Restate the records below word for word.

START

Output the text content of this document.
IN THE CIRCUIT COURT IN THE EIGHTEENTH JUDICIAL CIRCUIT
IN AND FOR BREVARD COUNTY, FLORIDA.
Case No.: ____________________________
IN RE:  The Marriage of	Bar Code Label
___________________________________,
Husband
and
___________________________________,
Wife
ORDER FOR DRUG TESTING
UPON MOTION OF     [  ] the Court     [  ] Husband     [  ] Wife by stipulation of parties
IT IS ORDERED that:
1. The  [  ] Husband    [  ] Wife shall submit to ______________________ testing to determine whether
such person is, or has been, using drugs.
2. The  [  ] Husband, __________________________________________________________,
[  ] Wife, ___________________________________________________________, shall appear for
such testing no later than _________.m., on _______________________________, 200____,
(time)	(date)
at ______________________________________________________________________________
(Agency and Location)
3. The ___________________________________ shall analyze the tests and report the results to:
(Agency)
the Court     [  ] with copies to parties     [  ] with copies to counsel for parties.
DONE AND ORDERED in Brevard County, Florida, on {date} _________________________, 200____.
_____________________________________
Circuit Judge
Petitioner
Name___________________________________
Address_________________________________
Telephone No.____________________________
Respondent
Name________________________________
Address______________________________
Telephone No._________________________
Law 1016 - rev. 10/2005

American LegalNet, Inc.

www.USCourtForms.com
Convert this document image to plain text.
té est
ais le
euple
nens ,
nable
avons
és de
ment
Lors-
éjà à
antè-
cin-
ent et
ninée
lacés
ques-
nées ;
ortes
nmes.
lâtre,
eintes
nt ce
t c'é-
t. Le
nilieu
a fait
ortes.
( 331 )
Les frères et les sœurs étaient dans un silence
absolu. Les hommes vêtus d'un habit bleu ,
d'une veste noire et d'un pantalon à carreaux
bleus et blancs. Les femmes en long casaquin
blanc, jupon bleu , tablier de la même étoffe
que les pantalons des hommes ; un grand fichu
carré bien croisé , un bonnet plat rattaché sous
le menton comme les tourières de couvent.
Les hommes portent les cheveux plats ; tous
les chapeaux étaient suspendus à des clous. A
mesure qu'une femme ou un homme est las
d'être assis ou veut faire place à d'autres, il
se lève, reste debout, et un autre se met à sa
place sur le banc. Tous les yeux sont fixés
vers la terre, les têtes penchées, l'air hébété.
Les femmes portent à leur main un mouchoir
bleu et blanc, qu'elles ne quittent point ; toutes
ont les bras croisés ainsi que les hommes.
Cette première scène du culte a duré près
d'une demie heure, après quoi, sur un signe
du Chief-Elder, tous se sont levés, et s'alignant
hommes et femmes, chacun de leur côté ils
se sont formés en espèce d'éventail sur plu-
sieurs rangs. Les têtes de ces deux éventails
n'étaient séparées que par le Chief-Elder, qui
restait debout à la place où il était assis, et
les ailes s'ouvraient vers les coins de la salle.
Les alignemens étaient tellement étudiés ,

END

▶ [Result of the task]
Output the text content of this document.
IN THE CIRCUIT COURT IN THE EIGHTEENTH JUDICIAL CIRCUIT
IN AND FOR BREVARD COUNTY, FLORIDA.
Case No.: ____________________________
IN RE:  The Marriage of	Bar Code Label
___________________________________,
Husband
and
___________________________________,
Wife
ORDER FOR DRUG TESTING
UPON MOTION OF     [  ] the Court     [  ] Husband     [  ] Wife by stipulation of parties
IT IS ORDERED that:
1. The  [  ] Husband    [  ] Wife shall submit to ______________________ testing to determine whether
such person is, or has been, using drugs.
2. The  [  ] Husband, __________________________________________________________,
[  ] Wife, ___________________________________________________________, shall appear for
such testing no later than _________.m., on _______________________________, 200____,
(time)	(date)
at ______________________________________________________________________________
(Agency and Location)
3. The ___________________________________ shall analyze the tests and report the results to:
(Agency)
the Court     [  ] with copies to parties     [  ] with copies to counsel for parties.
DONE AND ORDERED in Brevard County, Florida, on {date} _________________________, 200____.
_____________________________________
Circuit Judge
Petitioner
Name___________________________________
Address_________________________________
Telephone No.____________________________
Respondent
Name________________________________
Address______________________________
Telephone No._________________________
Law 1016 - rev. 10/2005

American LegalNet, Inc.

www.USCourtForms.com
Convert this document image to plain text.
té est
ais le
euple
nens ,
nable
avons
és de
ment
Lors-
éjà à
antè-
cin-
ent et
ninée
lacés
ques-
nées ;
ortes
nmes.
lâtre,
eintes
nt ce
t c'é-
t. Le
nilieu
a fait
ortes.
( 331 )
Les frères et les sœurs étaient dans un silence
absolu. Les hommes vêtus d'un habit bleu ,
d'une veste noire et d'un pantalon à carreaux
bleus et blancs. Les femmes en long casaquin
blanc, jupon bleu , tablier de la même étoffe
que les pantalons des hommes ; un grand fichu
carré bien croisé , un bonnet plat rattaché sous
le menton comme les tourières de couvent.
Les hommes portent les cheveux plats ; tous
les chapeaux étaient suspendus à des clous. A
mesure qu'une femme ou un homme est las
d'être assis ou veut faire place à d'autres, il
se lève, reste debout, et un autre se met à sa
place sur le banc. Tous les yeux sont fixés
vers la terre, les têtes penchées, l'air hébété.
Les femmes portent à leur main un mouchoir
bleu et blanc, qu'elles ne quittent point ; toutes
ont les bras croisés ainsi que les hommes.
Cette première scène du culte a duré près
d'une demie heure, après quoi, sur un signe
du Chief-Elder, tous se sont levés, et s'alignant
hommes et femmes, chacun de leur côté ils
se sont formés en espèce d'éventail sur plu-
sieurs rangs. Les têtes de ces deux éventails
n'étaient séparées que par le Chief-Elder, qui
restait debout à la place où il était assis, et
les ailes s'ouvraient vers les coins de la salle.
Les alignemens étaient tellement étudiés ,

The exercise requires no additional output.